• To be done
Identify, in the records below, every line where the string "Tajikistan" appears, and copy each such line.

___

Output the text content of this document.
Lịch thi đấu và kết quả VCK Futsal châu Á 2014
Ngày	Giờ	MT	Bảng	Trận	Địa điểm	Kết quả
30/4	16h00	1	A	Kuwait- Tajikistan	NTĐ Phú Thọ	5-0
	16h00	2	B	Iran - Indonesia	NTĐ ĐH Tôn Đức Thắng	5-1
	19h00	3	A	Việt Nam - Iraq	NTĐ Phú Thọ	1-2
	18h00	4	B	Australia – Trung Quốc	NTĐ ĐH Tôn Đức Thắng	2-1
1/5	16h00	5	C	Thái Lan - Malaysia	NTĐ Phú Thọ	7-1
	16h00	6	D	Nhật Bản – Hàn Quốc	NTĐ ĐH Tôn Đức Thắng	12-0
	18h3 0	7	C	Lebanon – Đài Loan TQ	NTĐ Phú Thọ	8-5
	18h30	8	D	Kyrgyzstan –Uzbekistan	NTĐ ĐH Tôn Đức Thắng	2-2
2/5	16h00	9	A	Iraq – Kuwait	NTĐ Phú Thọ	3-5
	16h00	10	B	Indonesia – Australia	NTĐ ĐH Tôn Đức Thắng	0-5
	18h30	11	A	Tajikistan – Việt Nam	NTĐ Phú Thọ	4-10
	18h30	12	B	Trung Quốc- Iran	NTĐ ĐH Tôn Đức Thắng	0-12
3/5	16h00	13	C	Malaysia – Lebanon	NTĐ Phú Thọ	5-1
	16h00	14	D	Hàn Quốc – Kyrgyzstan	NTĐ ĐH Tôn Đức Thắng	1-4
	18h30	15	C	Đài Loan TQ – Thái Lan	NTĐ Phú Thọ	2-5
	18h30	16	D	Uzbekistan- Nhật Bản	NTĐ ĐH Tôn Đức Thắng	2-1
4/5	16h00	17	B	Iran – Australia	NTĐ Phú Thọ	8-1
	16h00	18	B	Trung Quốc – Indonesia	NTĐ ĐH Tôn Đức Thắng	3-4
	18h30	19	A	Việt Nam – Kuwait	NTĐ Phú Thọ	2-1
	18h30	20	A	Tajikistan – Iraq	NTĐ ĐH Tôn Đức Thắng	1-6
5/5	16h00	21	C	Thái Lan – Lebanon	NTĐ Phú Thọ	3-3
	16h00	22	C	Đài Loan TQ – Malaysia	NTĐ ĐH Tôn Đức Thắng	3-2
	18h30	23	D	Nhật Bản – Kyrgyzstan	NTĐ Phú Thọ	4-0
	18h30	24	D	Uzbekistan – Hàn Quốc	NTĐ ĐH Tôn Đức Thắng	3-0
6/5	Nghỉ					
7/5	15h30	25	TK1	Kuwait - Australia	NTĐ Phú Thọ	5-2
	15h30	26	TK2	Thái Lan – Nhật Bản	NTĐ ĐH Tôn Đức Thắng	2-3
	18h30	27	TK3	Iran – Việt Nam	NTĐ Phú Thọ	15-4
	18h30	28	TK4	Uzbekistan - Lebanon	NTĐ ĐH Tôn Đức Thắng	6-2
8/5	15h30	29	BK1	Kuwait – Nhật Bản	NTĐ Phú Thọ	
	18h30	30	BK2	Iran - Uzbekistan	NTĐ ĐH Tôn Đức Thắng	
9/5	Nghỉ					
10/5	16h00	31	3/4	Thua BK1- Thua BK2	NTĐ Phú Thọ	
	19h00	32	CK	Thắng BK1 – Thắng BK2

___

• Output for this exercise
30/4	16h00	1	A	Kuwait- Tajikistan	NTĐ Phú Thọ	5-0
	18h30	11	A	Tajikistan – Việt Nam	NTĐ Phú Thọ	4-10
	18h30	20	A	Tajikistan – Iraq	NTĐ ĐH Tôn Đức Thắng	1-6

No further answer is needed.